Quoted text –
···
Right from my art school days, I always wanted to be a famous painter making tons of money, listed in famous galleries, adulation from the connoisseurs (specially the opposite sex:)), lots of patrons and to be in the news for the general masses. Basically flamboyance. Who wouldn’t want that? be it any profession, isn’t it?
Reality: I ended up in a regular job as a Graphic Designer and eventually turned myself into a trained User Experience Designer/Product Designer for software applications! I have been doing that for almost 15+ years now.
While at the job, I still tried painting, hosted a few exhibitions here and there, invested good amount of money to be part of shows etc., The fuel for all of this splurge was supplied from my job (obvious) with no foreseeable monetary returns except for few appreciations from close friends, colleagues and relatives since they got excited by a few good looking pictures on the internet, mentions in the papers:)
If I were to be consistent, then the following had to be taken care of:
- The fuel tank was supposed to be kept filled for many years to come
- Continue the regular job efficiently, deal with stressful daily grind and pay all the bills, monthly loan installments etc., (to lead a perceivable decent lifestyle)
- Persistent efforts to keep the creative juices flowing and make new series of works
- Do happy, nature, spiritual or abstract neutral paintings (This was the most important. My paintings are serious, dark and grim in terms of the subject matter. It doesn’t sit well in happy living rooms, bedroom walls or hotel/corporate lounges and lobbies. Nobody wants to own or buy my work and the market is filled with happy, neutral pictures)
- Logistical nightmare of maintaining the paintings (I had no studio except for a bedroom that was part of rented house. I kept moving too)
- Travelling, packing paintings to different locations and galleries by road, air, rail etc., (The most heart breaking when they return damaged)
- Promoting myself and my works consistently on the internet (almost every day)
- Get good with socializing, appeasing, ass licking, bragging etc., (I never could and can)
- Support from fellow artists, senior artists or the reputed ones (Nothing at all. At least a like on Facebook, a heart on Instagram or even comment “this is crap” would help)
- Deal with ubiquitous fake curators, organizers and gallerias (This is the most sad part and the state sponsored ones are the worst)
- Deal with home front and personal life challenges (Who doesn’t!)
···
Problem description –
For each statement, answer yes or no on whether it agrees with the text about painting, and quote the words from the text that decide it.
1. The writer had a dedicated studio for keeping the paintings.
2. The writer's paintings deal with serious, dark subject matter.
3. The money spent on exhibitions and shows came from the writer's job.
···
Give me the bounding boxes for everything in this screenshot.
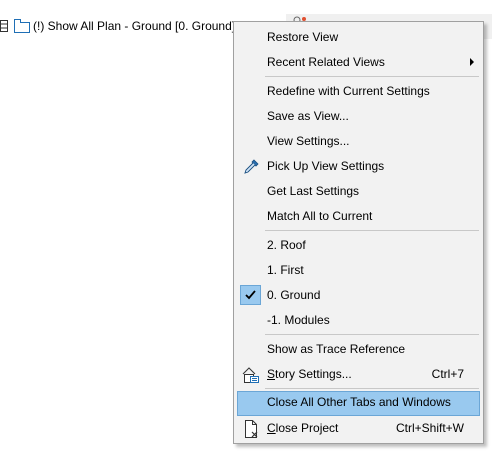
- checkmark-icon: [240, 285, 261, 305]
- menu-item-label: -1. Modules: [267, 313, 330, 327]
- menu-separator: [265, 76, 479, 77]
- menu-item-label: Story Settings...: [267, 367, 352, 381]
- menu-item-label: Save as View...: [267, 109, 349, 123]
- shortcut-text: Ctrl+7: [431, 367, 464, 381]
- menu-item-label: Show as Trace Reference: [267, 342, 406, 356]
- menu-item-label: Redefine with Current Settings: [267, 84, 430, 98]
- shortcut-text: Ctrl+Shift+W: [395, 421, 464, 435]
- menu-item-label: Recent Related Views: [267, 55, 385, 69]
- menu-item-story-modules[interactable]: -1. Modules: [237, 309, 480, 332]
- menu-item-view-settings[interactable]: View Settings...: [237, 130, 480, 153]
- menu-item-restore-view[interactable]: Restore View: [237, 26, 480, 49]
- menu-item-pick-up-view-settings[interactable]: Pick Up View Settings: [237, 155, 480, 178]
- menu-item-story-ground[interactable]: 0. Ground: [237, 284, 480, 307]
- menu-separator: [265, 334, 479, 335]
- menu-item-label: Close Project: [267, 421, 338, 435]
- menu-item-label: 2. Roof: [267, 238, 306, 252]
- menu-item-label: Match All to Current: [267, 209, 373, 223]
- menu-item-label: Pick Up View Settings: [267, 159, 385, 173]
- menu-item-label: 0. Ground: [267, 288, 321, 302]
- close-project-icon: [241, 419, 261, 439]
- menu-separator: [265, 230, 479, 231]
- menu-item-story-roof[interactable]: 2. Roof: [237, 234, 480, 257]
- menu-item-label: Close All Other Tabs and Windows: [267, 395, 451, 409]
- menu-item-redefine-current-settings[interactable]: Redefine with Current Settings: [237, 80, 480, 103]
- tab-title: (!) Show All Plan - Ground [0. Ground]: [33, 19, 236, 33]
- menu-item-close-project[interactable]: Close Project Ctrl+Shift+W: [237, 417, 480, 440]
- menu-separator: [265, 388, 479, 389]
- menu-item-label: Restore View: [267, 30, 339, 44]
- menu-item-label: 1. First: [267, 263, 304, 277]
- mnemonic-letter: S: [267, 367, 276, 381]
- context-menu: Restore View Recent Related Views Redefi…: [233, 21, 484, 444]
- menu-item-close-all-other-tabs[interactable]: Close All Other Tabs and Windows: [237, 391, 480, 416]
- menu-item-show-as-trace-reference[interactable]: Show as Trace Reference: [237, 338, 480, 361]
- story-settings-icon: [241, 365, 261, 385]
- tab-menu-icon[interactable]: [0, 19, 8, 33]
- eyedropper-icon: [241, 157, 261, 177]
- label-rest: lose Project: [275, 421, 339, 435]
- submenu-arrow-icon: [470, 58, 474, 66]
- menu-item-label: Get Last Settings: [267, 184, 360, 198]
- menu-item-save-as-view[interactable]: Save as View...: [237, 105, 480, 128]
- menu-item-story-settings[interactable]: Story Settings... Ctrl+7: [237, 363, 480, 386]
- floor-plan-icon: [13, 18, 31, 34]
- menu-item-recent-related-views[interactable]: Recent Related Views: [237, 51, 480, 74]
- menu-item-label: View Settings...: [267, 134, 350, 148]
- menu-item-get-last-settings[interactable]: Get Last Settings: [237, 180, 480, 203]
- menu-item-story-first[interactable]: 1. First: [237, 259, 480, 282]
- mnemonic-letter: C: [267, 421, 276, 435]
- menu-item-match-all-to-current[interactable]: Match All to Current: [237, 205, 480, 228]
- label-rest: tory Settings...: [275, 367, 352, 381]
···
Solution for this problem –
1. No: "I had no studio except for a bedroom that was part of rented house"
2. Yes: "My paintings are serious, dark and grim in terms of the subject matter"
3. Yes: "The fuel for all of this splurge was supplied from my job"